Stored data entries:
:::::
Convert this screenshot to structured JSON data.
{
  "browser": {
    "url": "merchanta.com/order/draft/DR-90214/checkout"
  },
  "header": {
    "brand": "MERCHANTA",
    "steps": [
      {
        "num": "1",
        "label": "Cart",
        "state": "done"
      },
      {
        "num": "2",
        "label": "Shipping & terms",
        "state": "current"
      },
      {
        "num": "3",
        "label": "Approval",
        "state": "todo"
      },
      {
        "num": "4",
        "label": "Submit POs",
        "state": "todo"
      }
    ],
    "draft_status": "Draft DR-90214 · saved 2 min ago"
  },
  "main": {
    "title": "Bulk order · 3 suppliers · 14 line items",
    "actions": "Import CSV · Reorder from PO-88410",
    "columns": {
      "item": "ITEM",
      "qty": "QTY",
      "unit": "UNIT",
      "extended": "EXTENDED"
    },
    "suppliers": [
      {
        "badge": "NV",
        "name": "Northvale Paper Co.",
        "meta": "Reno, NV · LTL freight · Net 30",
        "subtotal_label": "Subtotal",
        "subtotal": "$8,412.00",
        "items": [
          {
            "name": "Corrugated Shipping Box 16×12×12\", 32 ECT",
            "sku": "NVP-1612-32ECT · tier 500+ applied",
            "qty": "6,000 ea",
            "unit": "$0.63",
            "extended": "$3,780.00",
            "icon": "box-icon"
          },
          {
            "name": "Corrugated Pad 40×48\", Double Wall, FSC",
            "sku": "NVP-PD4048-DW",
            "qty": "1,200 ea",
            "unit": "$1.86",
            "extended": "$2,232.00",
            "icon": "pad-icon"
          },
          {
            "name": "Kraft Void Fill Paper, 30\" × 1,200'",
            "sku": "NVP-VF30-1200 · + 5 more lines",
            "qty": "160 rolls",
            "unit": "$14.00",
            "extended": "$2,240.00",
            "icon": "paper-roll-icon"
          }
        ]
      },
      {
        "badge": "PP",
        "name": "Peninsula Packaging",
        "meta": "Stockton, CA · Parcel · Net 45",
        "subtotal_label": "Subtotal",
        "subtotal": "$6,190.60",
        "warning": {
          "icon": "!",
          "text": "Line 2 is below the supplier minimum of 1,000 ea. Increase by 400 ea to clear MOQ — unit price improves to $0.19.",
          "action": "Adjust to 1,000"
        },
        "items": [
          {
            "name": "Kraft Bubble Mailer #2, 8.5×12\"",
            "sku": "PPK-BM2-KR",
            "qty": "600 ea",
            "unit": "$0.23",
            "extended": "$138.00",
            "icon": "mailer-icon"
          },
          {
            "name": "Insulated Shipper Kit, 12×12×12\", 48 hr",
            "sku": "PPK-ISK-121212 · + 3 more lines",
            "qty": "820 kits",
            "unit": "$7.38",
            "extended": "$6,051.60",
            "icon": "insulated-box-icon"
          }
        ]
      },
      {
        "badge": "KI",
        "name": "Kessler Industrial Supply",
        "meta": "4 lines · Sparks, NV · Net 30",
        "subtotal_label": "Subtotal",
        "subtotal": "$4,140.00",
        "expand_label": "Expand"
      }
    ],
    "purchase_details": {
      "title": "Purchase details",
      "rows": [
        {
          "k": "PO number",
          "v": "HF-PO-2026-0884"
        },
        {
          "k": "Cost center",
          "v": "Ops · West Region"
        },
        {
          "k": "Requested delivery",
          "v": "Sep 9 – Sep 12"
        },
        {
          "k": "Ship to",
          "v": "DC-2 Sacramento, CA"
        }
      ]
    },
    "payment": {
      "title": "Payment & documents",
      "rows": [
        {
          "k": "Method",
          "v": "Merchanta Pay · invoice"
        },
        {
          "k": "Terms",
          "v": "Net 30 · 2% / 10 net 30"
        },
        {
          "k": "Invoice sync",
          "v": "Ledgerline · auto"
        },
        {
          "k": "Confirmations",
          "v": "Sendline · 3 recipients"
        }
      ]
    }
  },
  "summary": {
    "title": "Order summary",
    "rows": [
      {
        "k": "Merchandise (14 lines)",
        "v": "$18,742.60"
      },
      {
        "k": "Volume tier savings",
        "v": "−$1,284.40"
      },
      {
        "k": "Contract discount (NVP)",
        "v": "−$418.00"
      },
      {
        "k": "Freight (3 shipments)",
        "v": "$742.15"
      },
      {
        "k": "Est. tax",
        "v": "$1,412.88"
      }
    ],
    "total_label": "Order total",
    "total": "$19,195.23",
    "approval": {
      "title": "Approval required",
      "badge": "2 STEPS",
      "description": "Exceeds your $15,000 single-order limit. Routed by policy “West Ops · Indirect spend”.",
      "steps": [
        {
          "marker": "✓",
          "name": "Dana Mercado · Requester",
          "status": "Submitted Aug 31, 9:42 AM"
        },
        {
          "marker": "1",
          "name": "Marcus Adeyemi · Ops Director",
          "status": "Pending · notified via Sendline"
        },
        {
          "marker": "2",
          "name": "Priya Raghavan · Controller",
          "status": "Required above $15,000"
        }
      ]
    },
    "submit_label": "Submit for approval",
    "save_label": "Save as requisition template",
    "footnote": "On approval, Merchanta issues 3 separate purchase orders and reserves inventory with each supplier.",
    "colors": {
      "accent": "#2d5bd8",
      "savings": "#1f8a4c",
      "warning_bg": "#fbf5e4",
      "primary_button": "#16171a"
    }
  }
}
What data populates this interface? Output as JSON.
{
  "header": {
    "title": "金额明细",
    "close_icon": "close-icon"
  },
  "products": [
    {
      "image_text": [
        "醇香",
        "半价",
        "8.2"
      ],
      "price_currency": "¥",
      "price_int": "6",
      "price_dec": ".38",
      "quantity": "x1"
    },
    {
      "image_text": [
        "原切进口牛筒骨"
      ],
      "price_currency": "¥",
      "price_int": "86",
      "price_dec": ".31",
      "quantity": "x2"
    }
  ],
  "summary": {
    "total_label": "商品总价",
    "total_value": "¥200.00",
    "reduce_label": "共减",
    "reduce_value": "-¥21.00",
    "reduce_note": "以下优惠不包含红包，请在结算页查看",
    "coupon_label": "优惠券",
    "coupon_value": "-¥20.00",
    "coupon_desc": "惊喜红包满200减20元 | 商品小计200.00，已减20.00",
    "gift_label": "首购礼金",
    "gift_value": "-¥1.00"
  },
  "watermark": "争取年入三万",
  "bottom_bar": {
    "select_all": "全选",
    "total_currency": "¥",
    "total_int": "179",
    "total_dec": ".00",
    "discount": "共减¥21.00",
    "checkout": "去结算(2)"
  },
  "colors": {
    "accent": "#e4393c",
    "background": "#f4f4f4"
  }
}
:::::
■ **SET EXERCISE**: Make a copy of each line that contains the string "JSON".

■ **ANSWER FOR THE TASK**:
Convert this screenshot to structured JSON data.
What data populates this interface? Output as JSON.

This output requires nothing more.